**EXERCISE INPUT:**
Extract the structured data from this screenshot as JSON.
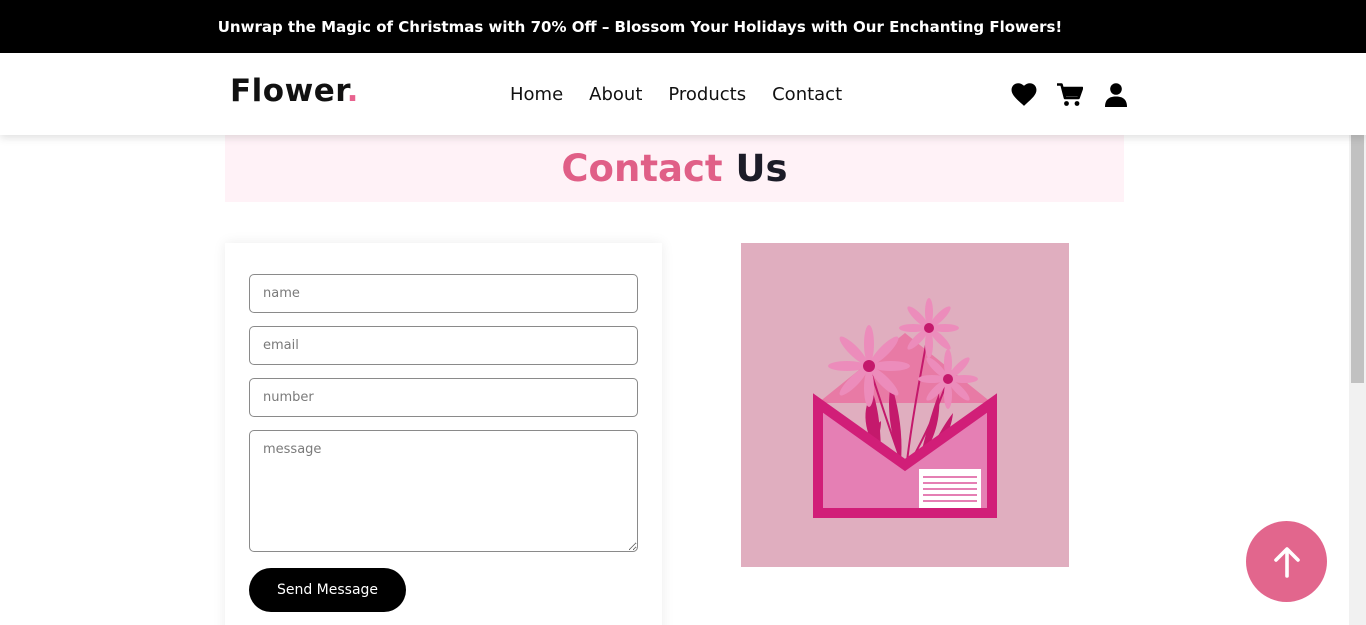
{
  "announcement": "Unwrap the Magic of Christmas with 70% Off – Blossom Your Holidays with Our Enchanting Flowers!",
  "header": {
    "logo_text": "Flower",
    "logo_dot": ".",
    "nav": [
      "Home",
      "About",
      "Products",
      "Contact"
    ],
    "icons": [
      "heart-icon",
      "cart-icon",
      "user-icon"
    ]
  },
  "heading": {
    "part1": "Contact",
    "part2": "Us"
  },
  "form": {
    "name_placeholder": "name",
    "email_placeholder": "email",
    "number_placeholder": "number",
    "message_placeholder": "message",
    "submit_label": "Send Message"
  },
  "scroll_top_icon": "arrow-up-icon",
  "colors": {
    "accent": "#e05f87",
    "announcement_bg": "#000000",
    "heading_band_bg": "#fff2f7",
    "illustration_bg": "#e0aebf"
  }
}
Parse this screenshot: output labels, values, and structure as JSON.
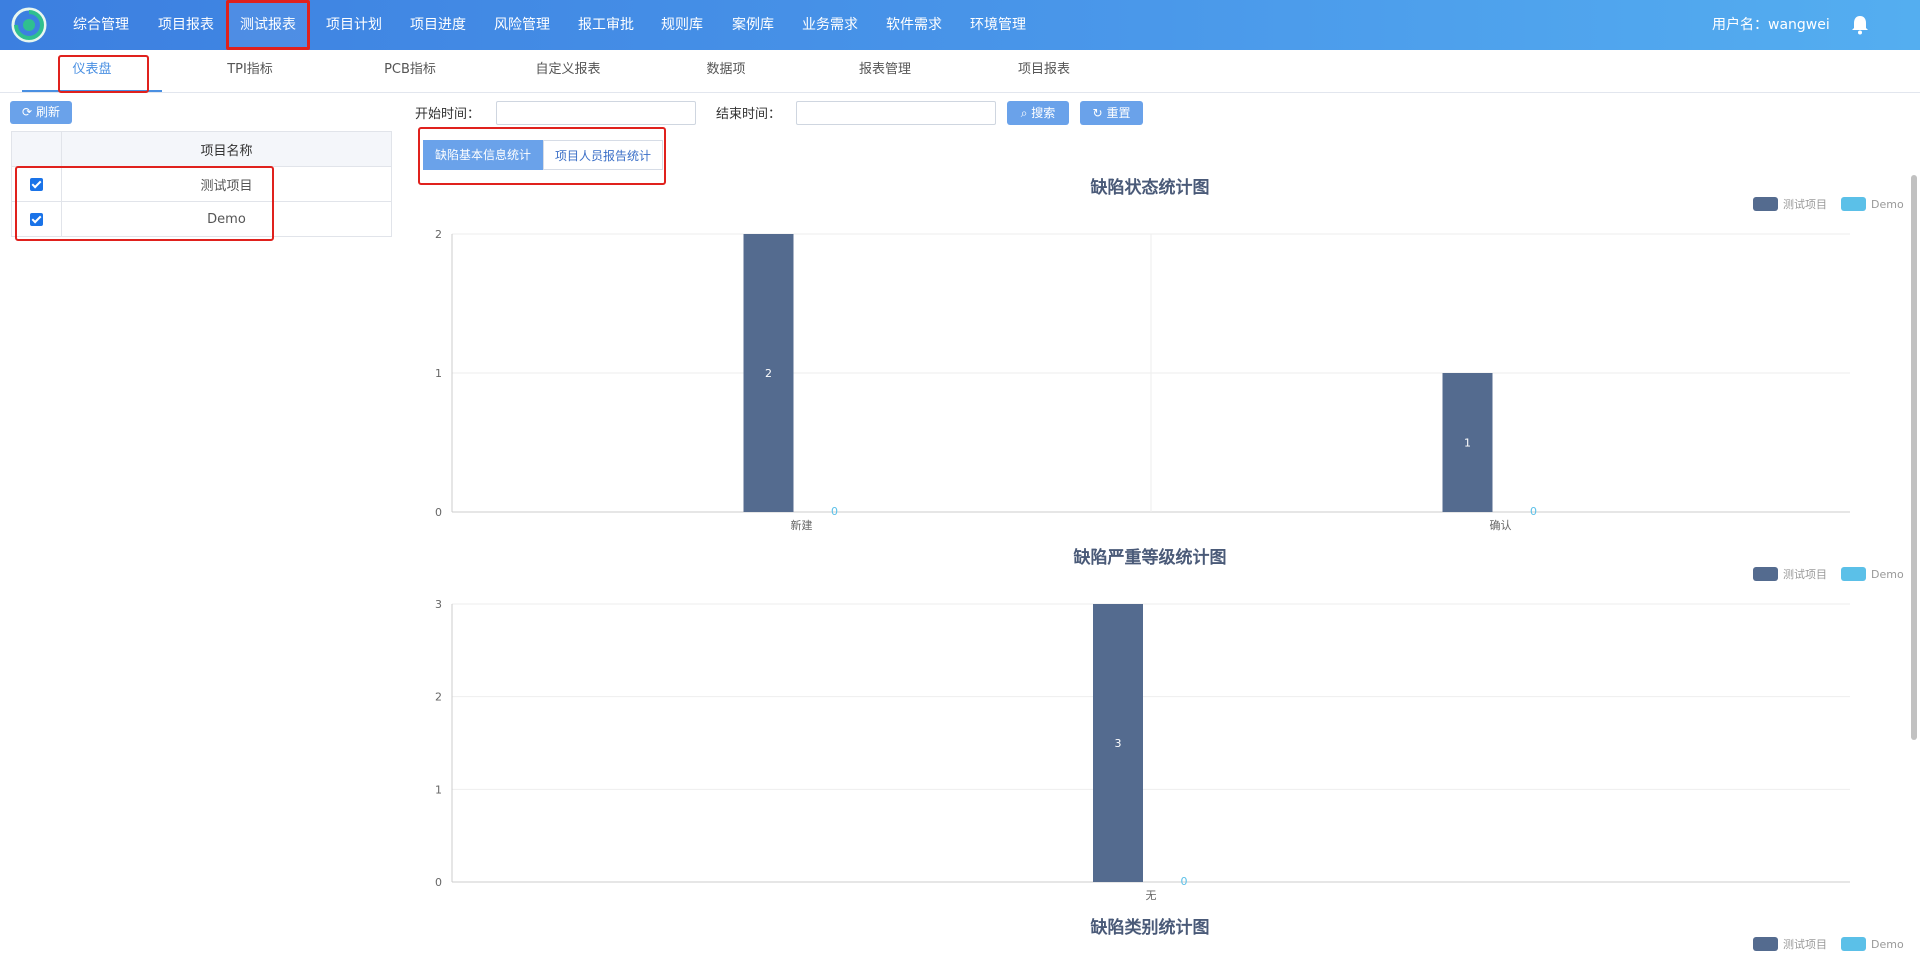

--

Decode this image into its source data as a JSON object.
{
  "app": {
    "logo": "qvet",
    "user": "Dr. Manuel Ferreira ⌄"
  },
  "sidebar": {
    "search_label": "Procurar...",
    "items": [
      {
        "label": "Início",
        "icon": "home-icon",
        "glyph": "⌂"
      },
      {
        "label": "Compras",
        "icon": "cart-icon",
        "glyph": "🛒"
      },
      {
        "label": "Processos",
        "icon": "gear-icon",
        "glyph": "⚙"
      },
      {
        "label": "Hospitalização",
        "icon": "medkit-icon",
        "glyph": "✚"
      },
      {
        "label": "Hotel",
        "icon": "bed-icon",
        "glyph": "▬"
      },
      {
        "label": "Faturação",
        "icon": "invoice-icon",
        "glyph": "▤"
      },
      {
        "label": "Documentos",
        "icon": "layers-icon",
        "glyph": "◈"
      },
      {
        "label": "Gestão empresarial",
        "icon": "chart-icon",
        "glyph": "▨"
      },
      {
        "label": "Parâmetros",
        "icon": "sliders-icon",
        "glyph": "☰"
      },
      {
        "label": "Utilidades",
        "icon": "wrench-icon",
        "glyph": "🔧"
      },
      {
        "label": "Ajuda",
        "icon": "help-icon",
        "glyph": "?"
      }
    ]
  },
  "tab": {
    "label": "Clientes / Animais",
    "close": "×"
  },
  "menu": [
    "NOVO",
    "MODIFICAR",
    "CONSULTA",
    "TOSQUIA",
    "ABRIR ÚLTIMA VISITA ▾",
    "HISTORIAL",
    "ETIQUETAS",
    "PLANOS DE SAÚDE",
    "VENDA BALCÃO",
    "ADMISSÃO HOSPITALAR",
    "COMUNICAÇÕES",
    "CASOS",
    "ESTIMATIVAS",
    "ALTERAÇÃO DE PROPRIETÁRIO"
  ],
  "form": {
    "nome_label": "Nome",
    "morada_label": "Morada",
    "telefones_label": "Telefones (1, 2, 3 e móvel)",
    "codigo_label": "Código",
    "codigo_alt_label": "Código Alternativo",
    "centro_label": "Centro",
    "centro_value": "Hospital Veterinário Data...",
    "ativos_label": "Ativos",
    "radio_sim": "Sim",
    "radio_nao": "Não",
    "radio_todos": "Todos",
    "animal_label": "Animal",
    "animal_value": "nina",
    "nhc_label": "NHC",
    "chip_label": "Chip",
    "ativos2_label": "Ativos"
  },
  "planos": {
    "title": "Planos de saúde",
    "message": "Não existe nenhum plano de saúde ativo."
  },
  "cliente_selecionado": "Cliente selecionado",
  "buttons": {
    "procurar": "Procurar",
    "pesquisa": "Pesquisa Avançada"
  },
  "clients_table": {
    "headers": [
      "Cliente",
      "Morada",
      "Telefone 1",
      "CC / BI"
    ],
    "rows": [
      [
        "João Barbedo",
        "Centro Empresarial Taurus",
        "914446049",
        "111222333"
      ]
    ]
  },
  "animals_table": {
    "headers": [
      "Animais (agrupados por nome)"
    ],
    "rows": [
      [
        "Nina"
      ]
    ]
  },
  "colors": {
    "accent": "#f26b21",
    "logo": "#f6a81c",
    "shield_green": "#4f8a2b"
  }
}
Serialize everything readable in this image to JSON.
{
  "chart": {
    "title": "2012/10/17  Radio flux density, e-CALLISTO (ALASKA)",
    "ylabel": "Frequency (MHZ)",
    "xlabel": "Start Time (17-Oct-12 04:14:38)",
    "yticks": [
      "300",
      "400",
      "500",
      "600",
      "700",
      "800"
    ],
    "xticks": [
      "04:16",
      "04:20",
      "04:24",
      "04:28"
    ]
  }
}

**AIM OF THE EXERCISE:**
Of the lines above, quote exactly those from the one with "Extract the structured" through the one with "Parse this screenshot: output", ends included; pictures stay out.

**REPLY TO THE TASK:**
Extract the structured data from this screenshot as JSON.
{
  "announcement": "Unwrap the Magic of Christmas with 70% Off – Blossom Your Holidays with Our Enchanting Flowers!",
  "header": {
    "logo_text": "Flower",
    "logo_dot": ".",
    "nav": [
      "Home",
      "About",
      "Products",
      "Contact"
    ],
    "icons": [
      "heart-icon",
      "cart-icon",
      "user-icon"
    ]
  },
  "heading": {
    "part1": "Contact",
    "part2": "Us"
  },
  "form": {
    "name_placeholder": "name",
    "email_placeholder": "email",
    "number_placeholder": "number",
    "message_placeholder": "message",
    "submit_label": "Send Message"
  },
  "scroll_top_icon": "arrow-up-icon",
  "colors": {
    "accent": "#e05f87",
    "announcement_bg": "#000000",
    "heading_band_bg": "#fff2f7",
    "illustration_bg": "#e0aebf"
  }
}
Parse this screenshot: output labels, values, and structure as JSON.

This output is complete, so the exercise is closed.